**Do this**: Show every line below where "Battery" can be found.

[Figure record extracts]

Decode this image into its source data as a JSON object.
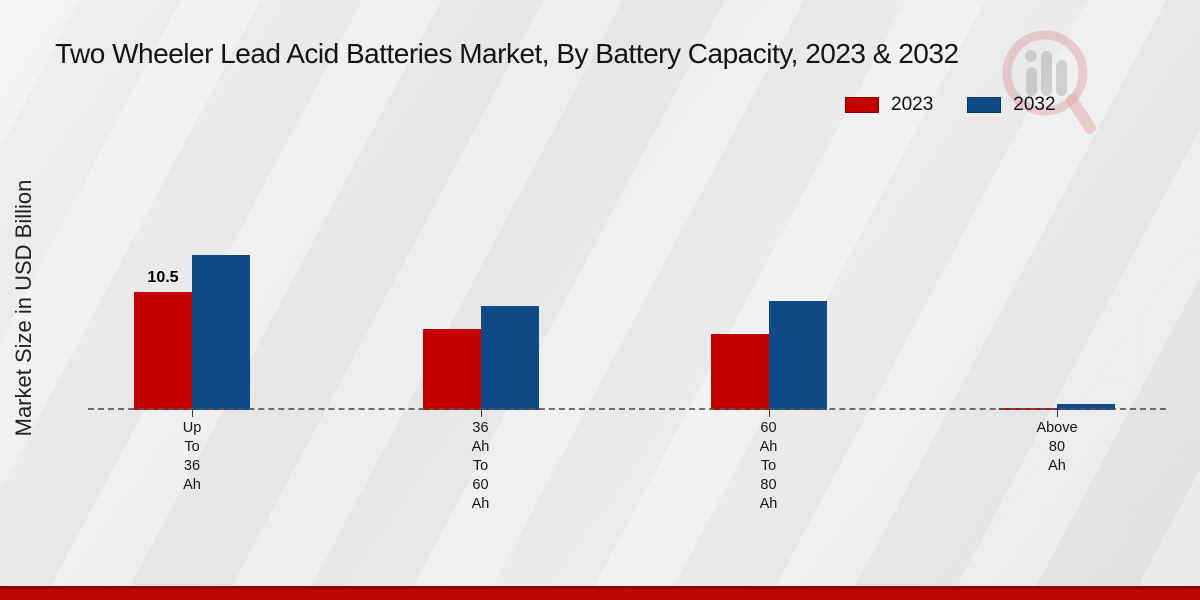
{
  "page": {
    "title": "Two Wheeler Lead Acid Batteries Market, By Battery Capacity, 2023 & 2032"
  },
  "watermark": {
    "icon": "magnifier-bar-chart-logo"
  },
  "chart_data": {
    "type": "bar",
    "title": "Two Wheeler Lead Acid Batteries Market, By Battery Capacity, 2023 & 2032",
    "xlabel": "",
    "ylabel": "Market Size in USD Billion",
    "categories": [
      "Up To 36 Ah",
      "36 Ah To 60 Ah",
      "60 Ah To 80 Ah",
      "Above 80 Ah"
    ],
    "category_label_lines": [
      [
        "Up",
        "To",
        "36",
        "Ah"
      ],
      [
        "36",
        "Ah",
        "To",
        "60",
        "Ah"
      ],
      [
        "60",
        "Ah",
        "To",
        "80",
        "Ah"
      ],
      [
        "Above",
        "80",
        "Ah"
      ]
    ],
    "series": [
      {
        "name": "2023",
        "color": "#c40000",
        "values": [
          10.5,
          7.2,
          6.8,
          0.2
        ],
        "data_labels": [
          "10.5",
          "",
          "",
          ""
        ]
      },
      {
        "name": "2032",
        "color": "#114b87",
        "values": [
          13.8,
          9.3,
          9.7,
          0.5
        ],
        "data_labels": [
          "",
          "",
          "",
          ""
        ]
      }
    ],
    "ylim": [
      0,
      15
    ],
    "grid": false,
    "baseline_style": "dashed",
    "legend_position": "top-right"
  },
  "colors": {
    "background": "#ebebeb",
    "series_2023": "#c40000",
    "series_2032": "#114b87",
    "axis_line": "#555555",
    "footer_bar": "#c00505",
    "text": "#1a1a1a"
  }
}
* * *
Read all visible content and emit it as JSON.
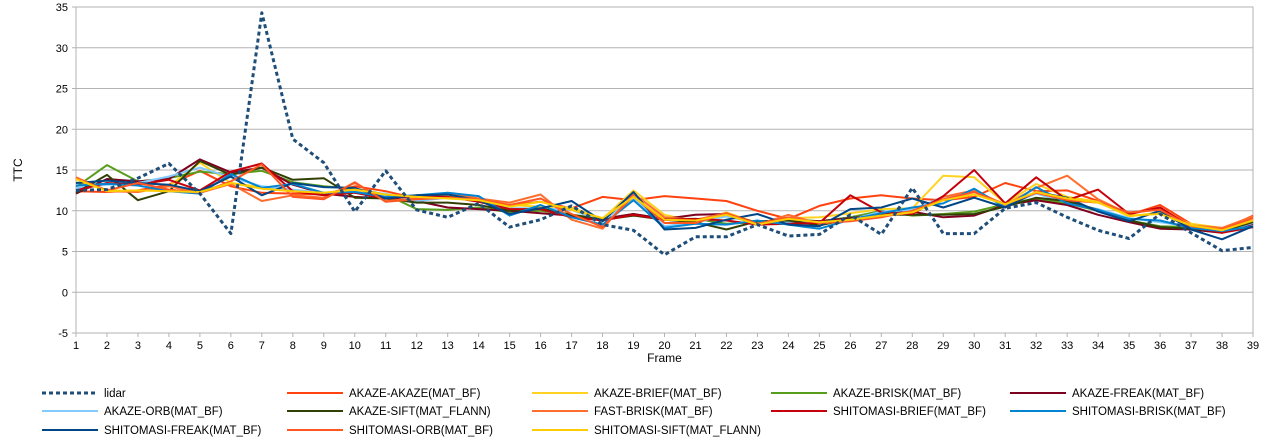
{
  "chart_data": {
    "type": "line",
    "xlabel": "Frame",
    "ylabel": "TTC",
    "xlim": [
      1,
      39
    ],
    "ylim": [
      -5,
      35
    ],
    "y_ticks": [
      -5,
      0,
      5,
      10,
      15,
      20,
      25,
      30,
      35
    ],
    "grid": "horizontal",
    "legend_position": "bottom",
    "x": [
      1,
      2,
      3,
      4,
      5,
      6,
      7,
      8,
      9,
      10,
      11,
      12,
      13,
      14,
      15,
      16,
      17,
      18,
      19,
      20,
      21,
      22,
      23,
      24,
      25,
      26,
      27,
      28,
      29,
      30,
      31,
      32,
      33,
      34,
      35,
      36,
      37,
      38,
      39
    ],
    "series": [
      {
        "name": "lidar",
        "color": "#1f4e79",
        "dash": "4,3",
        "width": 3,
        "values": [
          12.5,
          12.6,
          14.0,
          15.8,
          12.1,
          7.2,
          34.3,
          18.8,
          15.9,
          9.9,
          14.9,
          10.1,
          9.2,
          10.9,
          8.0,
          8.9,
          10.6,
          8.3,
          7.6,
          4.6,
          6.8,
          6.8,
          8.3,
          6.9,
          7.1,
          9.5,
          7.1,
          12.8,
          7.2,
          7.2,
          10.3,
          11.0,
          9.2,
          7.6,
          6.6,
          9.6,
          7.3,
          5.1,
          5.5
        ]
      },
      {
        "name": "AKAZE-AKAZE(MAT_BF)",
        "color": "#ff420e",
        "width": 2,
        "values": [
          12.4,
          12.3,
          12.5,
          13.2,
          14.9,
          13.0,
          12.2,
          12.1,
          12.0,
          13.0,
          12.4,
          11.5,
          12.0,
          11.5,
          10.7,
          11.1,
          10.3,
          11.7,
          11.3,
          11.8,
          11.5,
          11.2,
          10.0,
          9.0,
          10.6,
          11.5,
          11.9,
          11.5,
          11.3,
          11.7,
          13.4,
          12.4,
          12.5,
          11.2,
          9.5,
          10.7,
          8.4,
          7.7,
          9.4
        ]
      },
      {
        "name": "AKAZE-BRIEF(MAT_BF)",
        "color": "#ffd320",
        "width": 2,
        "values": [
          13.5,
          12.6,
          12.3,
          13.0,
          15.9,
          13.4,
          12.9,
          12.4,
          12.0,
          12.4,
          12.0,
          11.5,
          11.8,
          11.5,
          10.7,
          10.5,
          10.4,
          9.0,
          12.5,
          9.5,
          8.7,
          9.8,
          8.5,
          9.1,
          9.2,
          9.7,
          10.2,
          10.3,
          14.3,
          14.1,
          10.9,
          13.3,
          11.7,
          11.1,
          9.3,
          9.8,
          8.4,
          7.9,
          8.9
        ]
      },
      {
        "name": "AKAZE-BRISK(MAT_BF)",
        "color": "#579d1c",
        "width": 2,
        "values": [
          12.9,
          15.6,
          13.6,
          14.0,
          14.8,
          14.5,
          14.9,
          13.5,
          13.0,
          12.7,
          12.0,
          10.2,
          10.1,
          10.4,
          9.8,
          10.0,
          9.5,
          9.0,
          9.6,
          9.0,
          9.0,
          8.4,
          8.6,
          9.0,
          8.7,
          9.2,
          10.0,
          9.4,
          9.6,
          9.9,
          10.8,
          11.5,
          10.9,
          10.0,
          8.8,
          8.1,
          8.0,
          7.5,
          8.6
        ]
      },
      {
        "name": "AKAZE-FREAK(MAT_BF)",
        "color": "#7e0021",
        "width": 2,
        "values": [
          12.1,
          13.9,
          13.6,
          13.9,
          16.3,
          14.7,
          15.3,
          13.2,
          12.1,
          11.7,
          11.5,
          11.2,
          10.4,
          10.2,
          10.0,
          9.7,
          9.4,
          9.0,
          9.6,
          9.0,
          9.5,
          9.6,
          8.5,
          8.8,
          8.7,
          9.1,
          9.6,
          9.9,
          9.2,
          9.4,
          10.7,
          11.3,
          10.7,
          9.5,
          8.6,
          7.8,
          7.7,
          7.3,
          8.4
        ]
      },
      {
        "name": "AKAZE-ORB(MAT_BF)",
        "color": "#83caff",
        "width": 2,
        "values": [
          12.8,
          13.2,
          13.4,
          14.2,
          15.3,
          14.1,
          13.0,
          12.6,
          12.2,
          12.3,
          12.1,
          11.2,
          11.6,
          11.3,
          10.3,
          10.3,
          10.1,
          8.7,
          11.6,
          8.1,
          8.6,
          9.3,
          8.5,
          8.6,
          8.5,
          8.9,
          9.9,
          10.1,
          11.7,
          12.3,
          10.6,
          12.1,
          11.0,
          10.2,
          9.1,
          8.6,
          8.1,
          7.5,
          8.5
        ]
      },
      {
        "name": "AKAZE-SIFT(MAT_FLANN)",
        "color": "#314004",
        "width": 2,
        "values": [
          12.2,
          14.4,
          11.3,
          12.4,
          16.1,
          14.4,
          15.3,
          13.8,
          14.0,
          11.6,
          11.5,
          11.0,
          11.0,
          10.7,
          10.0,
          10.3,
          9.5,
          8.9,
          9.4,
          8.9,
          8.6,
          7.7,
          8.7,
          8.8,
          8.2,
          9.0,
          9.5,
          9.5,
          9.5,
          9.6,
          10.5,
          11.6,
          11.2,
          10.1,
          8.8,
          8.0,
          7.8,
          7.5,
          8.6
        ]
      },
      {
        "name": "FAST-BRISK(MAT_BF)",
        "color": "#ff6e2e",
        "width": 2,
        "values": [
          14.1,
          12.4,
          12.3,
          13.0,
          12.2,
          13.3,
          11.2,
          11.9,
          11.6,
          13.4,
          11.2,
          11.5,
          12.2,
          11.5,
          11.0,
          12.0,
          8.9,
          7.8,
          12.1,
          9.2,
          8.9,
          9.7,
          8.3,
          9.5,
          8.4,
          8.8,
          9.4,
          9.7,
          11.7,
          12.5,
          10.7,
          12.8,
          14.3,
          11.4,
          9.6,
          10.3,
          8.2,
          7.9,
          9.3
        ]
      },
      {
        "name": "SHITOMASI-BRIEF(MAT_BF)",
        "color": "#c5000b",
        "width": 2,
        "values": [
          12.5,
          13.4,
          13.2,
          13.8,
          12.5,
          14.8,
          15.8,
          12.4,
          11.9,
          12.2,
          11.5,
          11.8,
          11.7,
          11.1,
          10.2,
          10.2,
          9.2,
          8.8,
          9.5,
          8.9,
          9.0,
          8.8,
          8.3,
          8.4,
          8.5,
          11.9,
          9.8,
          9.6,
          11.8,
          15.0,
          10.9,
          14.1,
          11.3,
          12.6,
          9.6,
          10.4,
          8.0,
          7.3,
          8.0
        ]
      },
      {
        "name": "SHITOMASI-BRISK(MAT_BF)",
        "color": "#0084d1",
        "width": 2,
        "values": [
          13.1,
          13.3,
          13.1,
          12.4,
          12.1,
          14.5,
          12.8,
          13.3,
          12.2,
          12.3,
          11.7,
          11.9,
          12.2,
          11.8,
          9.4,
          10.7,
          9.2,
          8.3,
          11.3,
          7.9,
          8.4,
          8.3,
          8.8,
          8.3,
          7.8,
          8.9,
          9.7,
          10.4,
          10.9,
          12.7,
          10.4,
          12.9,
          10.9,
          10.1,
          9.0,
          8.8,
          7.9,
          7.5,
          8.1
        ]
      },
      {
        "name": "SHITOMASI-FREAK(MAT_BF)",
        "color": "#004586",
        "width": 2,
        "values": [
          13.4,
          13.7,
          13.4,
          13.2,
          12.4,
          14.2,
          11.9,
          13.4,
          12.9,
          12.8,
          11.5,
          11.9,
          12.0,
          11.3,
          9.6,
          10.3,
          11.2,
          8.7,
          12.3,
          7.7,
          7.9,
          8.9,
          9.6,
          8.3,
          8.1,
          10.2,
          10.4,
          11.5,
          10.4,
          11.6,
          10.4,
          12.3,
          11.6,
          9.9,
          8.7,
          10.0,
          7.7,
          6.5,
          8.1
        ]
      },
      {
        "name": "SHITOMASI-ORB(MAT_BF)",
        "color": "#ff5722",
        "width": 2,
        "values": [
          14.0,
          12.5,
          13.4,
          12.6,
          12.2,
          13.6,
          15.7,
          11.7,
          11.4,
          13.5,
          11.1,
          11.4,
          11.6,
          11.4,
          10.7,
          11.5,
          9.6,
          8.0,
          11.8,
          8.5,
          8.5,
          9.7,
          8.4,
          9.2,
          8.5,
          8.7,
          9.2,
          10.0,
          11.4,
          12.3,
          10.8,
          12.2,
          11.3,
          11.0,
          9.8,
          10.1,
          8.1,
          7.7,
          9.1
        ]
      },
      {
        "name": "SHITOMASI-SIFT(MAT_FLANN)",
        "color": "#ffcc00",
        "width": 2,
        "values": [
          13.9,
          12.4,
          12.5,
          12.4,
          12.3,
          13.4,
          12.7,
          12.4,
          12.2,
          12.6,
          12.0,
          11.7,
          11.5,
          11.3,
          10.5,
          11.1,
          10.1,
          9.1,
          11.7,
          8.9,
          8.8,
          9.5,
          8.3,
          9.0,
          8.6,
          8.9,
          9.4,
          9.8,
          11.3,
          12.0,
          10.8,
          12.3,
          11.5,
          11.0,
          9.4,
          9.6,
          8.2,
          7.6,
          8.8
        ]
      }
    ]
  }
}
...
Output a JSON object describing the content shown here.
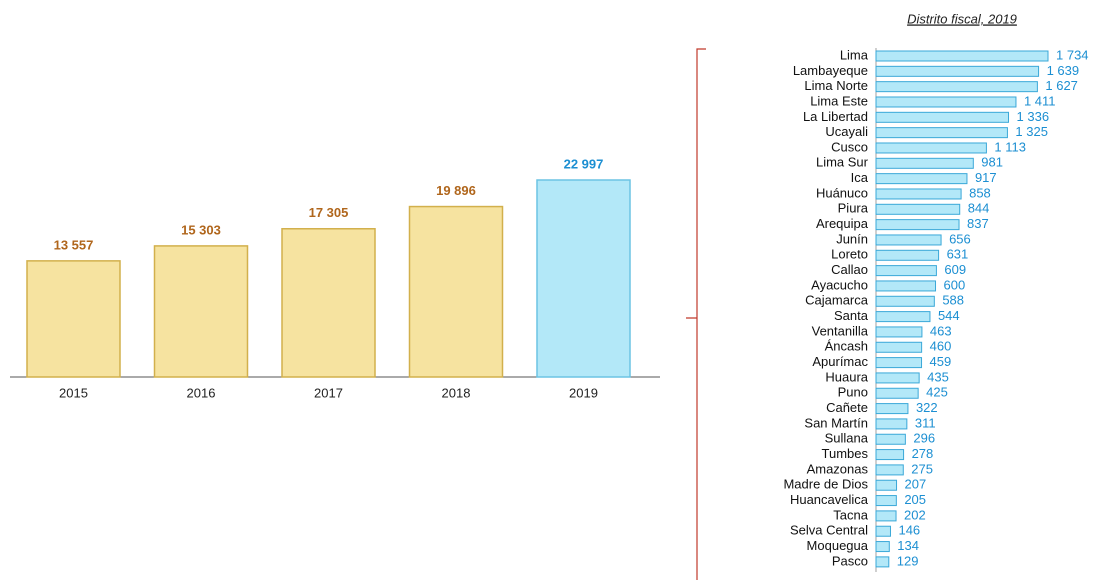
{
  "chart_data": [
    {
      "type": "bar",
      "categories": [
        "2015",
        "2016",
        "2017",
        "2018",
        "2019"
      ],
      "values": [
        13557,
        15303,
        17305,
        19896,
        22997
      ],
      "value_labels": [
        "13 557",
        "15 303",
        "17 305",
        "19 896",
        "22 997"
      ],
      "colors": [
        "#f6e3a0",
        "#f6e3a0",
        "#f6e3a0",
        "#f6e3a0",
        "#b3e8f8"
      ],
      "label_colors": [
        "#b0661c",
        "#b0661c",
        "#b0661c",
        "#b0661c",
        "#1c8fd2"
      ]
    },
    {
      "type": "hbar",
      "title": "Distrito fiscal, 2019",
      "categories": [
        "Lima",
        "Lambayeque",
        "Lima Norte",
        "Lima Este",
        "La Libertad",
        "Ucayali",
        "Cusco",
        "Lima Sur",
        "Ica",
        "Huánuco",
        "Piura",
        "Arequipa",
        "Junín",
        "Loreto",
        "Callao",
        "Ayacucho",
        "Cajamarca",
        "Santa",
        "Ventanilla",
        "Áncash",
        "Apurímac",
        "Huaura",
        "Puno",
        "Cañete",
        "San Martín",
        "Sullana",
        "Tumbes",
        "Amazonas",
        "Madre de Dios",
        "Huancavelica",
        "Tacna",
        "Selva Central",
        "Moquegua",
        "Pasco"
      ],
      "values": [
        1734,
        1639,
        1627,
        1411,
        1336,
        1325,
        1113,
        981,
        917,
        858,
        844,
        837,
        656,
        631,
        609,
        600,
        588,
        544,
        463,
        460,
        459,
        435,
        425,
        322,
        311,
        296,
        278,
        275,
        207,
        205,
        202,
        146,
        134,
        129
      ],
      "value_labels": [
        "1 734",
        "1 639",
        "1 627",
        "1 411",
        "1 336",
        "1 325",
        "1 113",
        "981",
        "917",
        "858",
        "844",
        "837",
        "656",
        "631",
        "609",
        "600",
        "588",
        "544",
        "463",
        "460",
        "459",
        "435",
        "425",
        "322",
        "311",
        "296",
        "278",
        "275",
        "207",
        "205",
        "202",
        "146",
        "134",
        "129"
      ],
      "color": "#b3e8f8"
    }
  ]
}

**Task result**:
    "title": "Two Wheeler Lead Acid Batteries Market, By Battery Capacity, 2023 & 2032"
    "title": "Two Wheeler Lead Acid Batteries Market, By Battery Capacity, 2023 & 2032",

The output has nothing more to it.